### SUPPLIED INFORMATION
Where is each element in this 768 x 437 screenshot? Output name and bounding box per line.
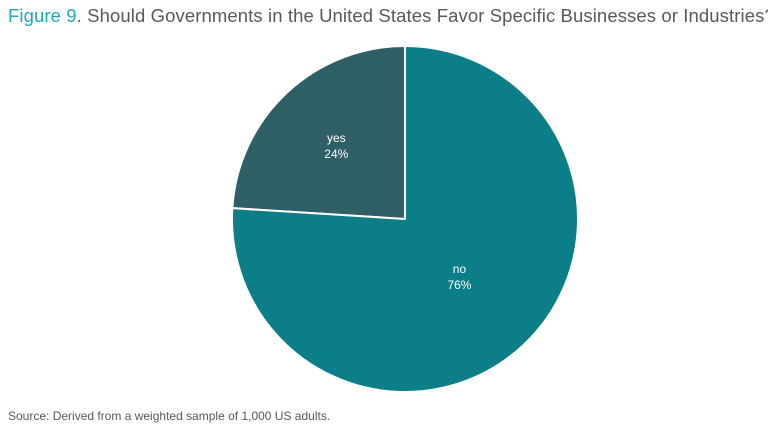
slice-value-yes: 24% bbox=[324, 147, 348, 161]
figure-number: Figure 9 bbox=[8, 5, 77, 26]
source-note: Source: Derived from a weighted sample o… bbox=[8, 409, 331, 423]
pie-slice-no bbox=[231, 45, 579, 393]
pie-slice-yes bbox=[231, 45, 406, 220]
slice-label-yes: yes bbox=[327, 131, 346, 145]
figure-separator: . bbox=[76, 5, 82, 26]
slice-label-no: no bbox=[453, 262, 467, 276]
chart-title: Figure 9. Should Governments in the Unit… bbox=[8, 5, 768, 27]
title-text: Should Governments in the United States … bbox=[81, 5, 768, 26]
slice-value-no: 76% bbox=[447, 278, 471, 292]
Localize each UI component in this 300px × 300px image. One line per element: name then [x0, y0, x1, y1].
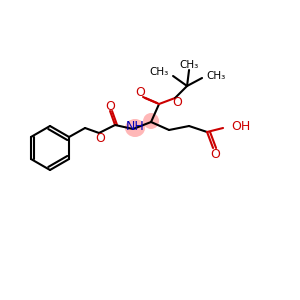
Text: OH: OH [231, 119, 250, 133]
Text: O: O [172, 95, 182, 109]
Text: O: O [210, 148, 220, 160]
Ellipse shape [143, 113, 159, 129]
Text: CH₃: CH₃ [206, 71, 225, 81]
Text: NH: NH [126, 121, 144, 134]
Text: O: O [135, 86, 145, 100]
Text: O: O [105, 100, 115, 112]
Text: CH₃: CH₃ [150, 67, 169, 77]
Text: O: O [95, 131, 105, 145]
Text: CH₃: CH₃ [179, 60, 199, 70]
Ellipse shape [125, 119, 145, 137]
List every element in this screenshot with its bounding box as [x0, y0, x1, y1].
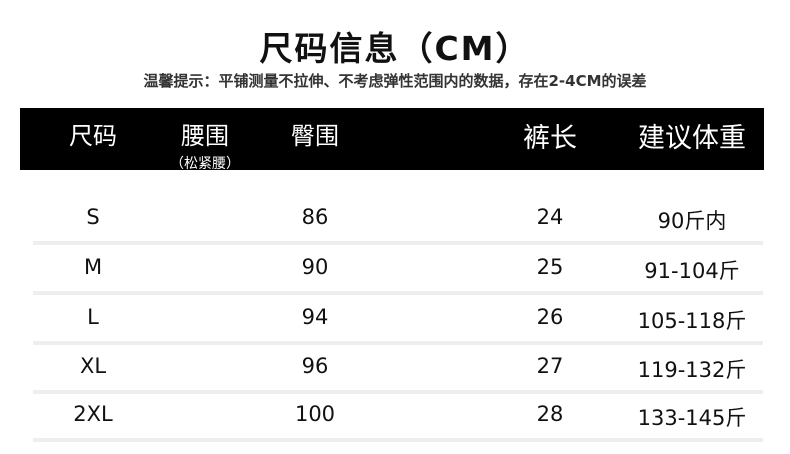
header-cell: 尺码	[69, 116, 117, 151]
table-row: M 90 25 91-104斤	[0, 243, 790, 293]
row-divider	[33, 291, 763, 295]
table-cell: 100	[294, 402, 336, 426]
row-divider	[33, 438, 763, 442]
header-cell: 臀围	[291, 116, 339, 151]
row-divider	[33, 341, 763, 345]
header-label: 尺码	[69, 122, 117, 150]
header-label: 建议体重	[638, 123, 746, 154]
row-divider	[33, 390, 763, 394]
header-label: 臀围	[291, 122, 339, 150]
table-cell: 28	[536, 402, 564, 426]
table-cell: 94	[301, 305, 329, 329]
table-cell: S	[86, 205, 100, 229]
header-label: 腰围	[181, 122, 229, 150]
header-cell: 建议体重	[638, 116, 746, 155]
table-cell: 24	[536, 205, 564, 229]
measurement-note: 温馨提示：平铺测量不拉伸、不考虑弹性范围内的数据，存在2-4CM的误差	[143, 72, 647, 90]
table-cell: 86	[301, 205, 329, 229]
table-cell: 27	[536, 354, 564, 378]
table-row: XL 96 27 119-132斤	[0, 342, 790, 392]
table-row: 2XL 100 28 133-145斤	[0, 390, 790, 440]
table-cell: 133-145斤	[637, 406, 747, 430]
table-cell: 2XL	[73, 402, 113, 426]
table-cell: 119-132斤	[637, 358, 747, 382]
header-cell: 腰围 （松紧腰）	[170, 116, 240, 173]
header-label: 裤长	[523, 123, 577, 154]
table-cell: 91-104斤	[644, 259, 740, 283]
table-cell: XL	[79, 354, 107, 378]
table-cell: 25	[536, 255, 564, 279]
table-row: L 94 26 105-118斤	[0, 293, 790, 343]
table-cell: 26	[536, 305, 564, 329]
table-cell: 90斤内	[657, 209, 727, 233]
chart-title: 尺码信息（CM）	[259, 29, 531, 68]
row-divider	[33, 241, 763, 245]
table-cell: L	[87, 305, 99, 329]
table-cell: 105-118斤	[637, 309, 747, 333]
table-header: 尺码 腰围 （松紧腰） 臀围 裤长 建议体重	[20, 108, 764, 173]
header-cell: 裤长	[523, 116, 577, 155]
table-cell: M	[83, 255, 103, 279]
table-cell: 96	[301, 354, 329, 378]
header-sublabel: （松紧腰）	[170, 156, 240, 172]
table-cell: 90	[301, 255, 329, 279]
table-row: S 86 24 90斤内	[0, 193, 790, 243]
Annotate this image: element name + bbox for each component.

### WORK TO COMPLETE
Could you print all of the records above line for line, without changing a character, and leave out the pictures?

### WRITTEN REPLY
Where is each element in this 768 x 437 screenshot? Output name and bounding box per line.
slice-value-yes: 24% bbox=[324, 147, 348, 161]
figure-number: Figure 9 bbox=[8, 5, 77, 26]
source-note: Source: Derived from a weighted sample o… bbox=[8, 409, 331, 423]
pie-slice-no bbox=[231, 45, 579, 393]
pie-slice-yes bbox=[231, 45, 406, 220]
slice-label-yes: yes bbox=[327, 131, 346, 145]
figure-separator: . bbox=[76, 5, 82, 26]
slice-label-no: no bbox=[453, 262, 467, 276]
chart-title: Figure 9. Should Governments in the Unit… bbox=[8, 5, 768, 27]
title-text: Should Governments in the United States … bbox=[81, 5, 768, 26]
slice-value-no: 76% bbox=[447, 278, 471, 292]
Localize each UI component in this 300px × 300px image. One line per element: name then [x0, y0, x1, y1].
Text: OH: OH [231, 119, 250, 133]
Text: O: O [172, 95, 182, 109]
Text: O: O [210, 148, 220, 160]
Ellipse shape [143, 113, 159, 129]
Text: CH₃: CH₃ [206, 71, 225, 81]
Text: NH: NH [126, 121, 144, 134]
Text: O: O [135, 86, 145, 100]
Text: O: O [105, 100, 115, 112]
Text: CH₃: CH₃ [150, 67, 169, 77]
Text: O: O [95, 131, 105, 145]
Text: CH₃: CH₃ [179, 60, 199, 70]
Ellipse shape [125, 119, 145, 137]
List every element in this screenshot with its bounding box as [x0, y0, x1, y1].
header-cell: 尺码	[69, 116, 117, 151]
table-row: M 90 25 91-104斤	[0, 243, 790, 293]
row-divider	[33, 291, 763, 295]
table-cell: 100	[294, 402, 336, 426]
row-divider	[33, 438, 763, 442]
header-cell: 臀围	[291, 116, 339, 151]
row-divider	[33, 341, 763, 345]
header-label: 尺码	[69, 122, 117, 150]
header-label: 建议体重	[638, 123, 746, 154]
row-divider	[33, 390, 763, 394]
header-label: 臀围	[291, 122, 339, 150]
table-cell: 28	[536, 402, 564, 426]
table-cell: 94	[301, 305, 329, 329]
table-cell: S	[86, 205, 100, 229]
header-label: 腰围	[181, 122, 229, 150]
header-cell: 建议体重	[638, 116, 746, 155]
table-cell: 24	[536, 205, 564, 229]
measurement-note: 温馨提示：平铺测量不拉伸、不考虑弹性范围内的数据，存在2-4CM的误差	[143, 72, 647, 90]
table-cell: 86	[301, 205, 329, 229]
table-cell: 27	[536, 354, 564, 378]
table-row: XL 96 27 119-132斤	[0, 342, 790, 392]
table-row: 2XL 100 28 133-145斤	[0, 390, 790, 440]
table-cell: 133-145斤	[637, 406, 747, 430]
table-cell: 2XL	[73, 402, 113, 426]
table-cell: 119-132斤	[637, 358, 747, 382]
header-cell: 腰围 （松紧腰）	[170, 116, 240, 173]
header-label: 裤长	[523, 123, 577, 154]
table-cell: 91-104斤	[644, 259, 740, 283]
table-cell: XL	[79, 354, 107, 378]
table-cell: 25	[536, 255, 564, 279]
table-row: L 94 26 105-118斤	[0, 293, 790, 343]
table-cell: 26	[536, 305, 564, 329]
table-cell: 90斤内	[657, 209, 727, 233]
chart-title: 尺码信息（CM）	[259, 29, 531, 68]
row-divider	[33, 241, 763, 245]
table-cell: L	[87, 305, 99, 329]
table-cell: 105-118斤	[637, 309, 747, 333]
table-header: 尺码 腰围 （松紧腰） 臀围 裤长 建议体重	[20, 108, 764, 173]
header-cell: 裤长	[523, 116, 577, 155]
table-cell: M	[83, 255, 103, 279]
table-cell: 96	[301, 354, 329, 378]
header-sublabel: （松紧腰）	[170, 156, 240, 172]
table-cell: 90	[301, 255, 329, 279]
table-row: S 86 24 90斤内	[0, 193, 790, 243]
Annotate this image: element name + bbox for each component.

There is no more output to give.